#### What is asked:
Retype every row below line for line, leaving out the pictures.

Extracted rows
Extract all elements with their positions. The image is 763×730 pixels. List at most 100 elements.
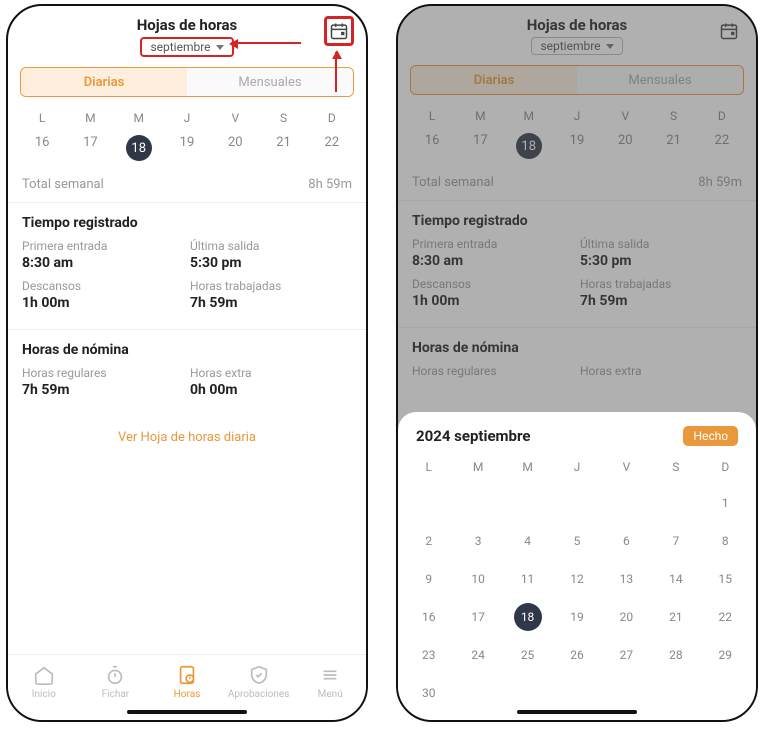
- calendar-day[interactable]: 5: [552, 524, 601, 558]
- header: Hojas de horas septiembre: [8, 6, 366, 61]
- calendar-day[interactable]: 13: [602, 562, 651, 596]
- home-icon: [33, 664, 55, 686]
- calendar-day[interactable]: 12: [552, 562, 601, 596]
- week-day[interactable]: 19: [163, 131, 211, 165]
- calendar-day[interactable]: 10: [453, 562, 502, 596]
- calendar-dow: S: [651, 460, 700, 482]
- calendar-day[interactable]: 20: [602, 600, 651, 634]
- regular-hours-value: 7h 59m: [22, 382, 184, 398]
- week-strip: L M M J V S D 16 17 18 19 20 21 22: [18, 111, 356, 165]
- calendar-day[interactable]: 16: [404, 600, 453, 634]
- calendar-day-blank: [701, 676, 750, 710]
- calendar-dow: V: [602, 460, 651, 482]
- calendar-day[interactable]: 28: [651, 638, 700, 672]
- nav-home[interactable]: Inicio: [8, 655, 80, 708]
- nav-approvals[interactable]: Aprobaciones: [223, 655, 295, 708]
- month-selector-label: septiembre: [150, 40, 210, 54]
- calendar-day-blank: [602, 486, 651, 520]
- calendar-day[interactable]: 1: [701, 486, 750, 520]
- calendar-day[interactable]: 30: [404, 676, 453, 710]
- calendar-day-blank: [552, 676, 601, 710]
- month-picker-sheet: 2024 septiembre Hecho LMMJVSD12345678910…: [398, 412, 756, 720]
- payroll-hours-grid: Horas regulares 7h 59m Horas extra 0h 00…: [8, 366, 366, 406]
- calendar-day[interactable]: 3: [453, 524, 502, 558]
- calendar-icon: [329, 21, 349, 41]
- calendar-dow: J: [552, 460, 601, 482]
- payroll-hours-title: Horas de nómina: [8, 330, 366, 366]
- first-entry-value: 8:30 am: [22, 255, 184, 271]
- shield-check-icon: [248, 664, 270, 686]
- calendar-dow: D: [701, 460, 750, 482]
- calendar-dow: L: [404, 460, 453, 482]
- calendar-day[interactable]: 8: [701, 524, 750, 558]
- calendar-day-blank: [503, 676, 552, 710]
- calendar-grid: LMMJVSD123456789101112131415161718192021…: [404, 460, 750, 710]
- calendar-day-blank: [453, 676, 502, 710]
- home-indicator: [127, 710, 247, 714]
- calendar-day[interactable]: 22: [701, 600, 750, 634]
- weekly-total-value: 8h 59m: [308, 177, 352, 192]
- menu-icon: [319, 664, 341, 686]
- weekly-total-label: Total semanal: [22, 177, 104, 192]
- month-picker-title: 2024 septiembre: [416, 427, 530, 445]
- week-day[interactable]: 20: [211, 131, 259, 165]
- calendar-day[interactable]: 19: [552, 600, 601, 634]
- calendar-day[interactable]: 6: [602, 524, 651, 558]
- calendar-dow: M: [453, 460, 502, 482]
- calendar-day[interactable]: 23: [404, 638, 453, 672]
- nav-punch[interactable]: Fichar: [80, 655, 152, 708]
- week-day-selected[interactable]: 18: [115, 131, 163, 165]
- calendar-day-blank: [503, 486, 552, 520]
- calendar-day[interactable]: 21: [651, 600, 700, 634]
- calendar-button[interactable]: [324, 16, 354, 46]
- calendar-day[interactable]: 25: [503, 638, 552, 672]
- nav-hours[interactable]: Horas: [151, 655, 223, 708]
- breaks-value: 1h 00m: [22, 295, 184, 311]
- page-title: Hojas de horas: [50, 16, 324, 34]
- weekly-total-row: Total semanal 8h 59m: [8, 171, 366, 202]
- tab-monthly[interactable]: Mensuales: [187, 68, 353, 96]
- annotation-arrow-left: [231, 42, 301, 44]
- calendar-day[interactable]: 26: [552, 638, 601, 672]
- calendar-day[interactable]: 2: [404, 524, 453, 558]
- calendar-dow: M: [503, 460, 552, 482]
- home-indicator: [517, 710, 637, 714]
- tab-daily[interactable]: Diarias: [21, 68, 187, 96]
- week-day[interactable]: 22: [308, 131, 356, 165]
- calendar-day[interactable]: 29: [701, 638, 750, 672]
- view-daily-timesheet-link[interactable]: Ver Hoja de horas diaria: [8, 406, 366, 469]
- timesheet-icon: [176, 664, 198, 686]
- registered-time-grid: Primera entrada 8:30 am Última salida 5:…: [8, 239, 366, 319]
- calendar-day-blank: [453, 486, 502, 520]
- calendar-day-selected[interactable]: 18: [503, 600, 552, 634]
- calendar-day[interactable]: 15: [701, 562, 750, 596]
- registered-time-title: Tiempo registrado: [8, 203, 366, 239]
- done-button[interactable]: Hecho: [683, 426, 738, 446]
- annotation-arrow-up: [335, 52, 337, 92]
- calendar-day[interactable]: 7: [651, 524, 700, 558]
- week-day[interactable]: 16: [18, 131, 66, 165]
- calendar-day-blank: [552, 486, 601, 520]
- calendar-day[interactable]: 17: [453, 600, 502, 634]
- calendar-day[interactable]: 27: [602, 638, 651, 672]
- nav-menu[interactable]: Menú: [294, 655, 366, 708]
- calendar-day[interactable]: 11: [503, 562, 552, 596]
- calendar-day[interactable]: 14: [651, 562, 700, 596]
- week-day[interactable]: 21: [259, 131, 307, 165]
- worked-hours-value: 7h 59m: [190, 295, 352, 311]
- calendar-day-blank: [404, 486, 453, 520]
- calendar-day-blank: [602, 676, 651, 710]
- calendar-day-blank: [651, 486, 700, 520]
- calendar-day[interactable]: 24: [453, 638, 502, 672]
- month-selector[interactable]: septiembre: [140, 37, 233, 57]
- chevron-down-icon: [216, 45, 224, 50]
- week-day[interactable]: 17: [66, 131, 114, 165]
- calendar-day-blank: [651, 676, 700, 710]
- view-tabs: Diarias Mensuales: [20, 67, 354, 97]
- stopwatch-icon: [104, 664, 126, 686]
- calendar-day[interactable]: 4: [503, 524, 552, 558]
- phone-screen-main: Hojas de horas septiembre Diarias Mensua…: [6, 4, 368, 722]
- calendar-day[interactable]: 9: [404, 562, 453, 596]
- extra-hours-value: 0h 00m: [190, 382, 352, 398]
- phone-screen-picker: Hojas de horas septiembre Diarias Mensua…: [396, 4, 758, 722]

#### Solution to the exercise:
Extract all elements with their positions. The image is 763×730 pixels. List at most 100 elements.
- calendar-day[interactable]: 5: [552, 524, 601, 558]
- header: Hojas de horas septiembre: [8, 6, 366, 61]
- calendar-day[interactable]: 13: [602, 562, 651, 596]
- home-icon: [33, 664, 55, 686]
- calendar-day[interactable]: 12: [552, 562, 601, 596]
- week-day[interactable]: 19: [163, 131, 211, 165]
- calendar-day[interactable]: 10: [453, 562, 502, 596]
- calendar-dow: S: [651, 460, 700, 482]
- calendar-day[interactable]: 20: [602, 600, 651, 634]
- regular-hours-value: 7h 59m: [22, 382, 184, 398]
- week-strip: L M M J V S D 16 17 18 19 20 21 22: [18, 111, 356, 165]
- calendar-day[interactable]: 16: [404, 600, 453, 634]
- calendar-day-blank: [701, 676, 750, 710]
- calendar-dow: V: [602, 460, 651, 482]
- calendar-day[interactable]: 28: [651, 638, 700, 672]
- nav-home[interactable]: Inicio: [8, 655, 80, 708]
- nav-approvals[interactable]: Aprobaciones: [223, 655, 295, 708]
- month-selector-label: septiembre: [150, 40, 210, 54]
- calendar-day-blank: [602, 486, 651, 520]
- calendar-day[interactable]: 1: [701, 486, 750, 520]
- calendar-day[interactable]: 30: [404, 676, 453, 710]
- calendar-day-blank: [552, 676, 601, 710]
- month-picker-sheet: 2024 septiembre Hecho LMMJVSD12345678910…: [398, 412, 756, 720]
- payroll-hours-grid: Horas regulares 7h 59m Horas extra 0h 00…: [8, 366, 366, 406]
- calendar-day[interactable]: 3: [453, 524, 502, 558]
- calendar-icon: [329, 21, 349, 41]
- calendar-dow: J: [552, 460, 601, 482]
- payroll-hours-title: Horas de nómina: [8, 330, 366, 366]
- first-entry-value: 8:30 am: [22, 255, 184, 271]
- shield-check-icon: [248, 664, 270, 686]
- calendar-dow: D: [701, 460, 750, 482]
- calendar-dow: L: [404, 460, 453, 482]
- calendar-day[interactable]: 8: [701, 524, 750, 558]
- calendar-day-blank: [503, 676, 552, 710]
- calendar-grid: LMMJVSD123456789101112131415161718192021…: [404, 460, 750, 710]
- calendar-day-blank: [453, 676, 502, 710]
- home-indicator: [127, 710, 247, 714]
- calendar-day[interactable]: 22: [701, 600, 750, 634]
- weekly-total-value: 8h 59m: [308, 177, 352, 192]
- menu-icon: [319, 664, 341, 686]
- weekly-total-label: Total semanal: [22, 177, 104, 192]
- month-picker-title: 2024 septiembre: [416, 427, 530, 445]
- week-day[interactable]: 20: [211, 131, 259, 165]
- calendar-day[interactable]: 19: [552, 600, 601, 634]
- calendar-day[interactable]: 6: [602, 524, 651, 558]
- calendar-dow: M: [453, 460, 502, 482]
- calendar-day[interactable]: 23: [404, 638, 453, 672]
- nav-punch[interactable]: Fichar: [80, 655, 152, 708]
- week-day-selected[interactable]: 18: [115, 131, 163, 165]
- calendar-day-blank: [503, 486, 552, 520]
- calendar-day[interactable]: 21: [651, 600, 700, 634]
- calendar-button[interactable]: [324, 16, 354, 46]
- calendar-day[interactable]: 25: [503, 638, 552, 672]
- nav-hours[interactable]: Horas: [151, 655, 223, 708]
- breaks-value: 1h 00m: [22, 295, 184, 311]
- page-title: Hojas de horas: [50, 16, 324, 34]
- weekly-total-row: Total semanal 8h 59m: [8, 171, 366, 202]
- tab-monthly[interactable]: Mensuales: [187, 68, 353, 96]
- annotation-arrow-left: [231, 42, 301, 44]
- calendar-day[interactable]: 26: [552, 638, 601, 672]
- calendar-day[interactable]: 2: [404, 524, 453, 558]
- calendar-dow: M: [503, 460, 552, 482]
- home-indicator: [517, 710, 637, 714]
- tab-daily[interactable]: Diarias: [21, 68, 187, 96]
- week-day[interactable]: 22: [308, 131, 356, 165]
- calendar-day[interactable]: 29: [701, 638, 750, 672]
- view-daily-timesheet-link[interactable]: Ver Hoja de horas diaria: [8, 406, 366, 469]
- timesheet-icon: [176, 664, 198, 686]
- registered-time-grid: Primera entrada 8:30 am Última salida 5:…: [8, 239, 366, 319]
- calendar-day-blank: [453, 486, 502, 520]
- calendar-day-selected[interactable]: 18: [503, 600, 552, 634]
- calendar-day[interactable]: 15: [701, 562, 750, 596]
- registered-time-title: Tiempo registrado: [8, 203, 366, 239]
- done-button[interactable]: Hecho: [683, 426, 738, 446]
- annotation-arrow-up: [335, 52, 337, 92]
- calendar-day[interactable]: 7: [651, 524, 700, 558]
- week-day[interactable]: 16: [18, 131, 66, 165]
- calendar-day-blank: [552, 486, 601, 520]
- calendar-day[interactable]: 17: [453, 600, 502, 634]
- calendar-day[interactable]: 27: [602, 638, 651, 672]
- nav-menu[interactable]: Menú: [294, 655, 366, 708]
- calendar-day[interactable]: 11: [503, 562, 552, 596]
- calendar-day[interactable]: 14: [651, 562, 700, 596]
- week-day[interactable]: 21: [259, 131, 307, 165]
- worked-hours-value: 7h 59m: [190, 295, 352, 311]
- calendar-day-blank: [404, 486, 453, 520]
- calendar-day-blank: [602, 676, 651, 710]
- calendar-day-blank: [651, 486, 700, 520]
- calendar-day[interactable]: 24: [453, 638, 502, 672]
- month-selector[interactable]: septiembre: [140, 37, 233, 57]
- chevron-down-icon: [216, 45, 224, 50]
- week-day[interactable]: 17: [66, 131, 114, 165]
- calendar-day-blank: [651, 676, 700, 710]
- view-tabs: Diarias Mensuales: [20, 67, 354, 97]
- stopwatch-icon: [104, 664, 126, 686]
- calendar-day[interactable]: 4: [503, 524, 552, 558]
- phone-screen-main: Hojas de horas septiembre Diarias Mensua…: [6, 4, 368, 722]
- calendar-day[interactable]: 9: [404, 562, 453, 596]
- extra-hours-value: 0h 00m: [190, 382, 352, 398]
- phone-screen-picker: Hojas de horas septiembre Diarias Mensua…: [396, 4, 758, 722]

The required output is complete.